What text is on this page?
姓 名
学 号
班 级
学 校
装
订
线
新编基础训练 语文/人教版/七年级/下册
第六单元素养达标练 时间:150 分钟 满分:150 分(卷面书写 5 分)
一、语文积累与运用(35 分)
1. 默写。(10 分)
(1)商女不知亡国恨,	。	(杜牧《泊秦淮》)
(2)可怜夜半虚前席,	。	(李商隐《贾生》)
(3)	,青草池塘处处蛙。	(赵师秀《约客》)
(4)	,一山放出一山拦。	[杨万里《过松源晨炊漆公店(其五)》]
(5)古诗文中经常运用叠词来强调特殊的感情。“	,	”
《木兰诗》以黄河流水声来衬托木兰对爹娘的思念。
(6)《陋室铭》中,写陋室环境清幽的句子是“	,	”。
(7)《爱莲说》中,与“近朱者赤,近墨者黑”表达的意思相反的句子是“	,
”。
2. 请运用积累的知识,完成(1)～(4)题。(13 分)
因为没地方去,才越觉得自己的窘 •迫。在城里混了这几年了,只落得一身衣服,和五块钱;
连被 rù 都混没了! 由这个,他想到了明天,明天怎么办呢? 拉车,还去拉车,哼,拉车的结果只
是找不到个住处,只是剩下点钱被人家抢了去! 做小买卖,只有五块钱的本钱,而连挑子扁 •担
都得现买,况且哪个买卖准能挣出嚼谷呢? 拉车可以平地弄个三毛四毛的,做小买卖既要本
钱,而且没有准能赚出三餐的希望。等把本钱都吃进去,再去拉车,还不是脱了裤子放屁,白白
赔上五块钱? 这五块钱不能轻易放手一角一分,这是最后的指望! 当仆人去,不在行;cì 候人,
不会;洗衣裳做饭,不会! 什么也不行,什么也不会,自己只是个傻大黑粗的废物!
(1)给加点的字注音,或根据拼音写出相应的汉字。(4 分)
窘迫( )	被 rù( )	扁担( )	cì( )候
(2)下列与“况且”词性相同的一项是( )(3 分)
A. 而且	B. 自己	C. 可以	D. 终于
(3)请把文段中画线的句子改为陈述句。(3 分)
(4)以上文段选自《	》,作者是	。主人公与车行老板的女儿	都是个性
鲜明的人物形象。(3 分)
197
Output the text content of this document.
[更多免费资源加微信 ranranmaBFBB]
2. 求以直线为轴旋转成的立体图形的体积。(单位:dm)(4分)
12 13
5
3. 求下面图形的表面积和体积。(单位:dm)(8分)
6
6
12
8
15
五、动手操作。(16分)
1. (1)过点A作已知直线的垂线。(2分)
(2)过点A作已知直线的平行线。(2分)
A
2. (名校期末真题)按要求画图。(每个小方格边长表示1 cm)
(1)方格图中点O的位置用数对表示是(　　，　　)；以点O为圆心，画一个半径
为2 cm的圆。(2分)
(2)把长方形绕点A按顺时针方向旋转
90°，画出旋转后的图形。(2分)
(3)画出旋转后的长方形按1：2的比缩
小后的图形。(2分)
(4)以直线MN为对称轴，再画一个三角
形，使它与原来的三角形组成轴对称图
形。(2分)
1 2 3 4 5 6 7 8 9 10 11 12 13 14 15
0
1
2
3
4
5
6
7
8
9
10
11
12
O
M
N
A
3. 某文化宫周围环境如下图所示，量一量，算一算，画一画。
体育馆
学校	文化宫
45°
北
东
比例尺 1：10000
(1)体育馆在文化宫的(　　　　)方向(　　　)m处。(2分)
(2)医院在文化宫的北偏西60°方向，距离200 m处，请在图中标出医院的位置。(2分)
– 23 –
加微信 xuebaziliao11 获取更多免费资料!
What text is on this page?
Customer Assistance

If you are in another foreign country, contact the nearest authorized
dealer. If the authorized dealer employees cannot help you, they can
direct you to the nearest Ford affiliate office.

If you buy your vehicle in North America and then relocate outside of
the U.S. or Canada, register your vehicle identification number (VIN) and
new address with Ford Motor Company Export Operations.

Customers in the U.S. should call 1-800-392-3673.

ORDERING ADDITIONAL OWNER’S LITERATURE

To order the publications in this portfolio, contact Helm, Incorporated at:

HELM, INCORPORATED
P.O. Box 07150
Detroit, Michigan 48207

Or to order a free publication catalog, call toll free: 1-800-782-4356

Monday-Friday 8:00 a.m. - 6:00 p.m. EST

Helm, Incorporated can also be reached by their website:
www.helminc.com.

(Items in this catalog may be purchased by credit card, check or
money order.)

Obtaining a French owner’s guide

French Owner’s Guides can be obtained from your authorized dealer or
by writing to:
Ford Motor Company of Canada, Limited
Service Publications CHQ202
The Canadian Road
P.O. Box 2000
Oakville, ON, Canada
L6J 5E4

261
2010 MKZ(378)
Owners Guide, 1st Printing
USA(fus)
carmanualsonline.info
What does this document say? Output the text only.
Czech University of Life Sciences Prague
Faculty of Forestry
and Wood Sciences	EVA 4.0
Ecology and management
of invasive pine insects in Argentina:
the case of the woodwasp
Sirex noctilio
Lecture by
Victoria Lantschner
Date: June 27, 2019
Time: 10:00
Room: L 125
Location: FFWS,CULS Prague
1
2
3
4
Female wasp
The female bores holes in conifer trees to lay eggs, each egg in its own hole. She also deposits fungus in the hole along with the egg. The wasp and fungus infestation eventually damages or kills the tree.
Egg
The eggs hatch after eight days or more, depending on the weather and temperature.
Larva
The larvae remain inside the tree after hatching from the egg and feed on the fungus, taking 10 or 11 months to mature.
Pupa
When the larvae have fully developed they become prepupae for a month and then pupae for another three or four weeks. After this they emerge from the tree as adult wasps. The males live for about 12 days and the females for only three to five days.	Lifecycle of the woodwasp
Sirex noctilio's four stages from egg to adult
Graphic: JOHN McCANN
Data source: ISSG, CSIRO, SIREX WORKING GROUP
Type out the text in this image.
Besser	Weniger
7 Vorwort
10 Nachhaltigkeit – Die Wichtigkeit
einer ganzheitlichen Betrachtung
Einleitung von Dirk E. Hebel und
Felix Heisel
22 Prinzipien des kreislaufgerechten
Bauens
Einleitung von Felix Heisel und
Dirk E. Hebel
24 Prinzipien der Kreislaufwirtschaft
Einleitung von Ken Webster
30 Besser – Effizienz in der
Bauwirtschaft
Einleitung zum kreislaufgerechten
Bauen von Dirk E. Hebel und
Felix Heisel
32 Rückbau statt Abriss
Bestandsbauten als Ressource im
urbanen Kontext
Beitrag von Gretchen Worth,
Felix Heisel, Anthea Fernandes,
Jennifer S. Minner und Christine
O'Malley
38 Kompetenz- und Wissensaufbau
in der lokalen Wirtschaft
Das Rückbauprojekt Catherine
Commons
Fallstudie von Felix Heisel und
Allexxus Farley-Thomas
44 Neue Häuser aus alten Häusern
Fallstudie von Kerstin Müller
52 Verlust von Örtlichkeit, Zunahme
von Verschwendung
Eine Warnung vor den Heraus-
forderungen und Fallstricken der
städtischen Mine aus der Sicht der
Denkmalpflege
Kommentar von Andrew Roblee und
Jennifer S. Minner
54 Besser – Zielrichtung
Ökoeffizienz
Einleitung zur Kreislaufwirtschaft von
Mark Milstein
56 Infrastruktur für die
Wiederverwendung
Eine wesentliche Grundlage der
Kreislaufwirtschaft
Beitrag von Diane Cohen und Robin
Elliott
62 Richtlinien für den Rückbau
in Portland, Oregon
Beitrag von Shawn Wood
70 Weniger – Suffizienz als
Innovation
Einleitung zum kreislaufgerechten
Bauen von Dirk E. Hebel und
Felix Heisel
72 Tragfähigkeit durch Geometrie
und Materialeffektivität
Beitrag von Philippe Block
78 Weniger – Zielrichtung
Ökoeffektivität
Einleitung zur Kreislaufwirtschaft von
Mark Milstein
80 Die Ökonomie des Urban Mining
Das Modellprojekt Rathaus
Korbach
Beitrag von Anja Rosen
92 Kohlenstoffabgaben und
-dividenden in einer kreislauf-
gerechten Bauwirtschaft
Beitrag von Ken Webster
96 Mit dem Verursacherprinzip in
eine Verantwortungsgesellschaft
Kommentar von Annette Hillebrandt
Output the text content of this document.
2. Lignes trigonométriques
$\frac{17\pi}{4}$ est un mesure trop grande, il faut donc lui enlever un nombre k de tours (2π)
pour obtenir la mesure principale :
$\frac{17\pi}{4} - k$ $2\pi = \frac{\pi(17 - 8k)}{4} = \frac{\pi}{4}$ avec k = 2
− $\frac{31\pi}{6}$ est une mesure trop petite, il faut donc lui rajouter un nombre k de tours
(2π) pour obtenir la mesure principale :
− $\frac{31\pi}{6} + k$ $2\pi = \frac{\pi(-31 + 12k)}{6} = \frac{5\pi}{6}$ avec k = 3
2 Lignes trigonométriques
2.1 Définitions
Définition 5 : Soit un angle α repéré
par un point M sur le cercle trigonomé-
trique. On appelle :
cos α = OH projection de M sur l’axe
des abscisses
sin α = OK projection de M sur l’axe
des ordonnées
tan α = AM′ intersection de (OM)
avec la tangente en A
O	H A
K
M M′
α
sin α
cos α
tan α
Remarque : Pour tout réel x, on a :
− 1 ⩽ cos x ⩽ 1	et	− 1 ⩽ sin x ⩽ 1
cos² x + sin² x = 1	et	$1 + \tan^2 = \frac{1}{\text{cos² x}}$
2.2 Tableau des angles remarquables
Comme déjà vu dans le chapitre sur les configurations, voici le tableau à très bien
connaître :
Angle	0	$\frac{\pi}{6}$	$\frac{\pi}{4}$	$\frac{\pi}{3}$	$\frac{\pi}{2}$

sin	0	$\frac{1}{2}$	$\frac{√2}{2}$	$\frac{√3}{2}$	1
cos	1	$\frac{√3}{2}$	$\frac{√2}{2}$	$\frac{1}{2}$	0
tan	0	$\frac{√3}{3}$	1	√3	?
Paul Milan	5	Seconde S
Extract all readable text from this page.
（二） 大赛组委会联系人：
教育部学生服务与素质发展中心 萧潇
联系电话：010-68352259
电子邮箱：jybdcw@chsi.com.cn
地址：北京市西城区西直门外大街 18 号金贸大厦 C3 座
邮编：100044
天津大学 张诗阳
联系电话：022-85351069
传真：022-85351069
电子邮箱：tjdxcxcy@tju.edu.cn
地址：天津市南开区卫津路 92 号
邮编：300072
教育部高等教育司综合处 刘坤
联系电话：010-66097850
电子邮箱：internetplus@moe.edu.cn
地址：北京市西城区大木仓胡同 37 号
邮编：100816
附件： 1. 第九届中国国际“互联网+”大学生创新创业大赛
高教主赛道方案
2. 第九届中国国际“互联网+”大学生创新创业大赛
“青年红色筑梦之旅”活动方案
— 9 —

··········

Work required ::
Starting at the line that contains "Extract all readable text from this page.", write out every line to the end of the entries, exactly as given.

Result of the task ::
Extract all readable text from this page.
（二） 大赛组委会联系人：
教育部学生服务与素质发展中心 萧潇
联系电话：010-68352259
电子邮箱：jybdcw@chsi.com.cn
地址：北京市西城区西直门外大街 18 号金贸大厦 C3 座
邮编：100044
天津大学 张诗阳
联系电话：022-85351069
传真：022-85351069
电子邮箱：tjdxcxcy@tju.edu.cn
地址：天津市南开区卫津路 92 号
邮编：300072
教育部高等教育司综合处 刘坤
联系电话：010-66097850
电子邮箱：internetplus@moe.edu.cn
地址：北京市西城区大木仓胡同 37 号
邮编：100816
附件： 1. 第九届中国国际“互联网+”大学生创新创业大赛
高教主赛道方案
2. 第九届中国国际“互联网+”大学生创新创业大赛
“青年红色筑梦之旅”活动方案
— 9 —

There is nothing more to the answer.